(Excerpt from a dataset)
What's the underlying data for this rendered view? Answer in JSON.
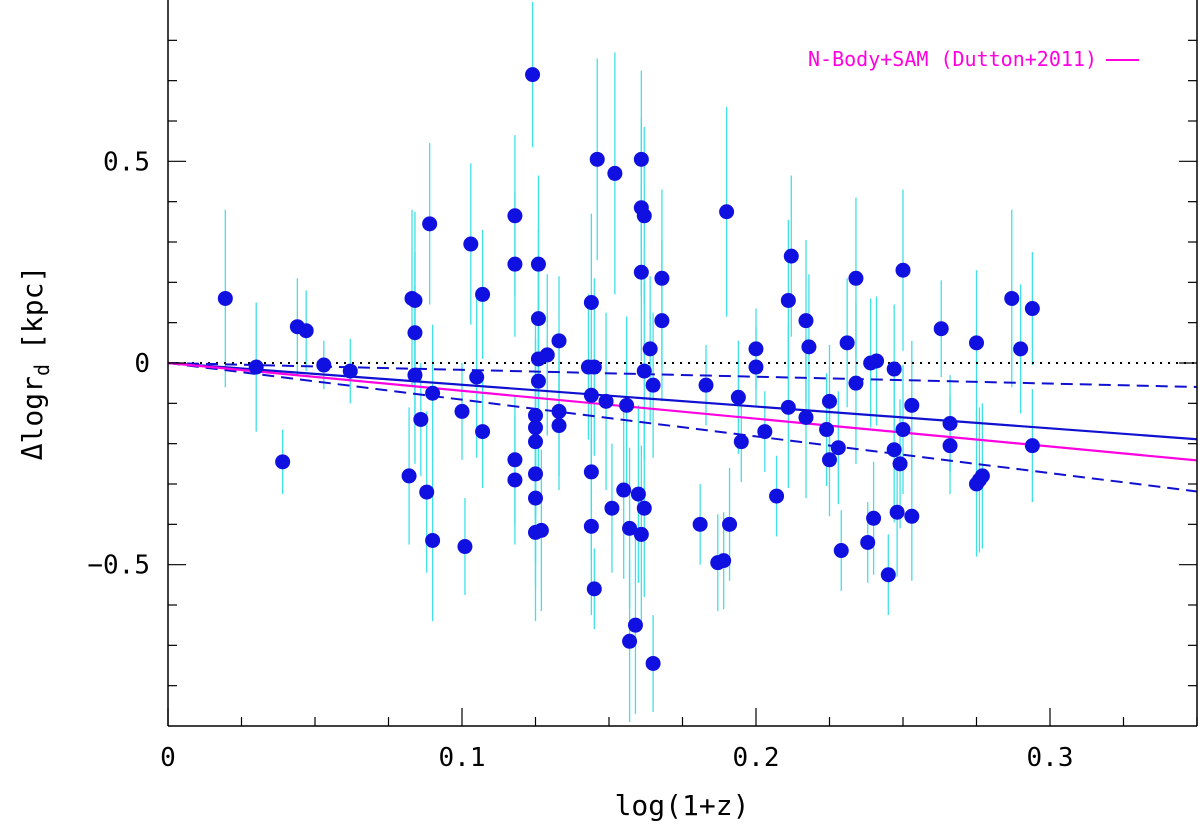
{
  "chart_data": {
    "type": "scatter",
    "xlabel": "log(1+z)",
    "ylabel_prefix": "Δlogr",
    "ylabel_subscript": "d",
    "ylabel_suffix": "[kpc]",
    "xlim": [
      0,
      0.35
    ],
    "ylim": [
      -0.9,
      0.9
    ],
    "x_ticks": [
      {
        "value": 0,
        "label": "0"
      },
      {
        "value": 0.1,
        "label": "0.1"
      },
      {
        "value": 0.2,
        "label": "0.2"
      },
      {
        "value": 0.3,
        "label": "0.3"
      }
    ],
    "y_ticks": [
      {
        "value": -0.5,
        "label": "−0.5"
      },
      {
        "value": 0,
        "label": "0"
      },
      {
        "value": 0.5,
        "label": "0.5"
      }
    ],
    "x_minor_step": 0.025,
    "y_minor_step": 0.1,
    "colors": {
      "points": "#1010e0",
      "errorbars": "#40e0e8",
      "fit": "#1010d0",
      "model": "#ff00e0",
      "reference": "#000000"
    },
    "legend": {
      "label": "N-Body+SAM (Dutton+2011)",
      "position": "top-right"
    },
    "lines": [
      {
        "name": "zero-reference",
        "style": "dotted",
        "slope": 0.0,
        "intercept": 0
      },
      {
        "name": "best-fit",
        "style": "solid",
        "slope": -0.54,
        "intercept": 0
      },
      {
        "name": "fit-upper-bound",
        "style": "dashed",
        "slope": -0.17,
        "intercept": 0
      },
      {
        "name": "fit-lower-bound",
        "style": "dashed",
        "slope": -0.91,
        "intercept": 0
      },
      {
        "name": "N-Body+SAM (Dutton+2011)",
        "style": "model",
        "slope": -0.69,
        "intercept": 0
      }
    ],
    "points": [
      {
        "x": 0.0195,
        "y": 0.16,
        "err": 0.22
      },
      {
        "x": 0.03,
        "y": -0.01,
        "err": 0.16
      },
      {
        "x": 0.039,
        "y": -0.245,
        "err": 0.08
      },
      {
        "x": 0.044,
        "y": 0.09,
        "err": 0.12
      },
      {
        "x": 0.047,
        "y": 0.08,
        "err": 0.1
      },
      {
        "x": 0.053,
        "y": -0.005,
        "err": 0.06
      },
      {
        "x": 0.062,
        "y": -0.02,
        "err": 0.08
      },
      {
        "x": 0.082,
        "y": -0.28,
        "err": 0.17
      },
      {
        "x": 0.083,
        "y": 0.16,
        "err": 0.22
      },
      {
        "x": 0.084,
        "y": 0.155,
        "err": 0.22
      },
      {
        "x": 0.084,
        "y": 0.075,
        "err": 0.2
      },
      {
        "x": 0.084,
        "y": -0.03,
        "err": 0.22
      },
      {
        "x": 0.086,
        "y": -0.14,
        "err": 0.14
      },
      {
        "x": 0.088,
        "y": -0.32,
        "err": 0.2
      },
      {
        "x": 0.089,
        "y": 0.345,
        "err": 0.2
      },
      {
        "x": 0.09,
        "y": -0.075,
        "err": 0.17
      },
      {
        "x": 0.09,
        "y": -0.44,
        "err": 0.2
      },
      {
        "x": 0.1,
        "y": -0.12,
        "err": 0.12
      },
      {
        "x": 0.101,
        "y": -0.455,
        "err": 0.12
      },
      {
        "x": 0.103,
        "y": 0.295,
        "err": 0.2
      },
      {
        "x": 0.105,
        "y": -0.035,
        "err": 0.2
      },
      {
        "x": 0.107,
        "y": 0.17,
        "err": 0.16
      },
      {
        "x": 0.107,
        "y": -0.17,
        "err": 0.14
      },
      {
        "x": 0.118,
        "y": 0.365,
        "err": 0.2
      },
      {
        "x": 0.118,
        "y": 0.245,
        "err": 0.18
      },
      {
        "x": 0.118,
        "y": -0.24,
        "err": 0.16
      },
      {
        "x": 0.118,
        "y": -0.29,
        "err": 0.16
      },
      {
        "x": 0.124,
        "y": 0.715,
        "err": 0.18
      },
      {
        "x": 0.125,
        "y": -0.13,
        "err": 0.24
      },
      {
        "x": 0.125,
        "y": -0.16,
        "err": 0.22
      },
      {
        "x": 0.125,
        "y": -0.195,
        "err": 0.22
      },
      {
        "x": 0.125,
        "y": -0.275,
        "err": 0.22
      },
      {
        "x": 0.125,
        "y": -0.335,
        "err": 0.22
      },
      {
        "x": 0.125,
        "y": -0.42,
        "err": 0.22
      },
      {
        "x": 0.126,
        "y": 0.245,
        "err": 0.22
      },
      {
        "x": 0.126,
        "y": 0.11,
        "err": 0.22
      },
      {
        "x": 0.126,
        "y": 0.01,
        "err": 0.22
      },
      {
        "x": 0.126,
        "y": -0.045,
        "err": 0.22
      },
      {
        "x": 0.127,
        "y": -0.415,
        "err": 0.2
      },
      {
        "x": 0.129,
        "y": 0.02,
        "err": 0.2
      },
      {
        "x": 0.133,
        "y": 0.055,
        "err": 0.16
      },
      {
        "x": 0.133,
        "y": -0.12,
        "err": 0.16
      },
      {
        "x": 0.133,
        "y": -0.155,
        "err": 0.16
      },
      {
        "x": 0.143,
        "y": -0.01,
        "err": 0.18
      },
      {
        "x": 0.144,
        "y": 0.15,
        "err": 0.22
      },
      {
        "x": 0.144,
        "y": -0.08,
        "err": 0.2
      },
      {
        "x": 0.144,
        "y": -0.27,
        "err": 0.22
      },
      {
        "x": 0.144,
        "y": -0.405,
        "err": 0.22
      },
      {
        "x": 0.145,
        "y": -0.01,
        "err": 0.22
      },
      {
        "x": 0.145,
        "y": -0.56,
        "err": 0.1
      },
      {
        "x": 0.146,
        "y": 0.505,
        "err": 0.25
      },
      {
        "x": 0.149,
        "y": -0.095,
        "err": 0.22
      },
      {
        "x": 0.151,
        "y": -0.36,
        "err": 0.16
      },
      {
        "x": 0.152,
        "y": 0.47,
        "err": 0.3
      },
      {
        "x": 0.155,
        "y": -0.315,
        "err": 0.22
      },
      {
        "x": 0.156,
        "y": -0.105,
        "err": 0.22
      },
      {
        "x": 0.157,
        "y": -0.69,
        "err": 0.2
      },
      {
        "x": 0.157,
        "y": -0.41,
        "err": 0.2
      },
      {
        "x": 0.159,
        "y": -0.65,
        "err": 0.22
      },
      {
        "x": 0.16,
        "y": -0.325,
        "err": 0.22
      },
      {
        "x": 0.161,
        "y": 0.505,
        "err": 0.22
      },
      {
        "x": 0.161,
        "y": 0.385,
        "err": 0.22
      },
      {
        "x": 0.161,
        "y": 0.225,
        "err": 0.22
      },
      {
        "x": 0.161,
        "y": -0.425,
        "err": 0.22
      },
      {
        "x": 0.162,
        "y": 0.365,
        "err": 0.22
      },
      {
        "x": 0.162,
        "y": -0.02,
        "err": 0.22
      },
      {
        "x": 0.162,
        "y": -0.36,
        "err": 0.22
      },
      {
        "x": 0.164,
        "y": 0.035,
        "err": 0.18
      },
      {
        "x": 0.165,
        "y": -0.055,
        "err": 0.18
      },
      {
        "x": 0.165,
        "y": -0.745,
        "err": 0.12
      },
      {
        "x": 0.168,
        "y": 0.21,
        "err": 0.22
      },
      {
        "x": 0.168,
        "y": 0.105,
        "err": 0.2
      },
      {
        "x": 0.181,
        "y": -0.4,
        "err": 0.1
      },
      {
        "x": 0.183,
        "y": -0.055,
        "err": 0.1
      },
      {
        "x": 0.187,
        "y": -0.495,
        "err": 0.12
      },
      {
        "x": 0.189,
        "y": -0.49,
        "err": 0.12
      },
      {
        "x": 0.19,
        "y": 0.375,
        "err": 0.26
      },
      {
        "x": 0.191,
        "y": -0.4,
        "err": 0.14
      },
      {
        "x": 0.194,
        "y": -0.085,
        "err": 0.14
      },
      {
        "x": 0.195,
        "y": -0.195,
        "err": 0.1
      },
      {
        "x": 0.2,
        "y": 0.035,
        "err": 0.1
      },
      {
        "x": 0.2,
        "y": -0.01,
        "err": 0.1
      },
      {
        "x": 0.203,
        "y": -0.17,
        "err": 0.1
      },
      {
        "x": 0.207,
        "y": -0.33,
        "err": 0.1
      },
      {
        "x": 0.211,
        "y": 0.155,
        "err": 0.2
      },
      {
        "x": 0.211,
        "y": -0.11,
        "err": 0.2
      },
      {
        "x": 0.212,
        "y": 0.265,
        "err": 0.2
      },
      {
        "x": 0.217,
        "y": 0.105,
        "err": 0.2
      },
      {
        "x": 0.217,
        "y": -0.135,
        "err": 0.2
      },
      {
        "x": 0.218,
        "y": 0.04,
        "err": 0.18
      },
      {
        "x": 0.224,
        "y": -0.165,
        "err": 0.14
      },
      {
        "x": 0.225,
        "y": -0.095,
        "err": 0.14
      },
      {
        "x": 0.225,
        "y": -0.24,
        "err": 0.14
      },
      {
        "x": 0.228,
        "y": -0.21,
        "err": 0.14
      },
      {
        "x": 0.229,
        "y": -0.465,
        "err": 0.1
      },
      {
        "x": 0.231,
        "y": 0.05,
        "err": 0.16
      },
      {
        "x": 0.234,
        "y": 0.21,
        "err": 0.2
      },
      {
        "x": 0.234,
        "y": -0.05,
        "err": 0.2
      },
      {
        "x": 0.238,
        "y": -0.445,
        "err": 0.1
      },
      {
        "x": 0.239,
        "y": 0.0,
        "err": 0.16
      },
      {
        "x": 0.24,
        "y": -0.385,
        "err": 0.14
      },
      {
        "x": 0.241,
        "y": 0.005,
        "err": 0.16
      },
      {
        "x": 0.245,
        "y": -0.525,
        "err": 0.1
      },
      {
        "x": 0.247,
        "y": -0.015,
        "err": 0.16
      },
      {
        "x": 0.247,
        "y": -0.215,
        "err": 0.18
      },
      {
        "x": 0.248,
        "y": -0.37,
        "err": 0.16
      },
      {
        "x": 0.249,
        "y": -0.25,
        "err": 0.16
      },
      {
        "x": 0.25,
        "y": 0.23,
        "err": 0.2
      },
      {
        "x": 0.25,
        "y": -0.165,
        "err": 0.16
      },
      {
        "x": 0.253,
        "y": -0.105,
        "err": 0.16
      },
      {
        "x": 0.253,
        "y": -0.38,
        "err": 0.16
      },
      {
        "x": 0.263,
        "y": 0.085,
        "err": 0.12
      },
      {
        "x": 0.266,
        "y": -0.15,
        "err": 0.12
      },
      {
        "x": 0.266,
        "y": -0.205,
        "err": 0.12
      },
      {
        "x": 0.275,
        "y": 0.05,
        "err": 0.18
      },
      {
        "x": 0.275,
        "y": -0.3,
        "err": 0.18
      },
      {
        "x": 0.276,
        "y": -0.29,
        "err": 0.18
      },
      {
        "x": 0.277,
        "y": -0.28,
        "err": 0.18
      },
      {
        "x": 0.287,
        "y": 0.16,
        "err": 0.22
      },
      {
        "x": 0.29,
        "y": 0.035,
        "err": 0.16
      },
      {
        "x": 0.294,
        "y": 0.135,
        "err": 0.14
      },
      {
        "x": 0.294,
        "y": -0.205,
        "err": 0.14
      }
    ]
  }
}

# [SET PROBLEM]
In the listing above, how many lines hold the word "slope"? Give the number and nothing more.

# [TASK RESULT]
5